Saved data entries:
"""
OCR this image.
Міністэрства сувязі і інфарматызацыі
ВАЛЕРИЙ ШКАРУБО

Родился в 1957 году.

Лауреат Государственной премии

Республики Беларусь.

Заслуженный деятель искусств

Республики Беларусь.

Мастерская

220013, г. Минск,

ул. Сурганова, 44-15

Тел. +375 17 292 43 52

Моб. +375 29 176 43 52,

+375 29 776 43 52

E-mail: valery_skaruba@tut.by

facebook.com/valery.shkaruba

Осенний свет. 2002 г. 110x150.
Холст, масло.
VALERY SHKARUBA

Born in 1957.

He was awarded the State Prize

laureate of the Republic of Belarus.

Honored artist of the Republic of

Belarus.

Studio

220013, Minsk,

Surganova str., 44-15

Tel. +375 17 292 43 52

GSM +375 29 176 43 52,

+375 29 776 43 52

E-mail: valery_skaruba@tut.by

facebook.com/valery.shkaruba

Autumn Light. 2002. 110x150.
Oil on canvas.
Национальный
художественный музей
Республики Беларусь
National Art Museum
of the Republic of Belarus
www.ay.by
"""
> EXERCISE PROMPT
The lines above should be duplicated exactly.

> ANSWER TO THIS TASK
OCR this image.
Міністэрства сувязі і інфарматызацыі
ВАЛЕРИЙ ШКАРУБО

Родился в 1957 году.

Лауреат Государственной премии

Республики Беларусь.

Заслуженный деятель искусств

Республики Беларусь.

Мастерская

220013, г. Минск,

ул. Сурганова, 44-15

Тел. +375 17 292 43 52

Моб. +375 29 176 43 52,

+375 29 776 43 52

E-mail: valery_skaruba@tut.by

facebook.com/valery.shkaruba

Осенний свет. 2002 г. 110x150.
Холст, масло.
VALERY SHKARUBA

Born in 1957.

He was awarded the State Prize

laureate of the Republic of Belarus.

Honored artist of the Republic of

Belarus.

Studio

220013, Minsk,

Surganova str., 44-15

Tel. +375 17 292 43 52

GSM +375 29 176 43 52,

+375 29 776 43 52

E-mail: valery_skaruba@tut.by

facebook.com/valery.shkaruba

Autumn Light. 2002. 110x150.
Oil on canvas.
Национальный
художественный музей
Республики Беларусь
National Art Museum
of the Republic of Belarus
www.ay.by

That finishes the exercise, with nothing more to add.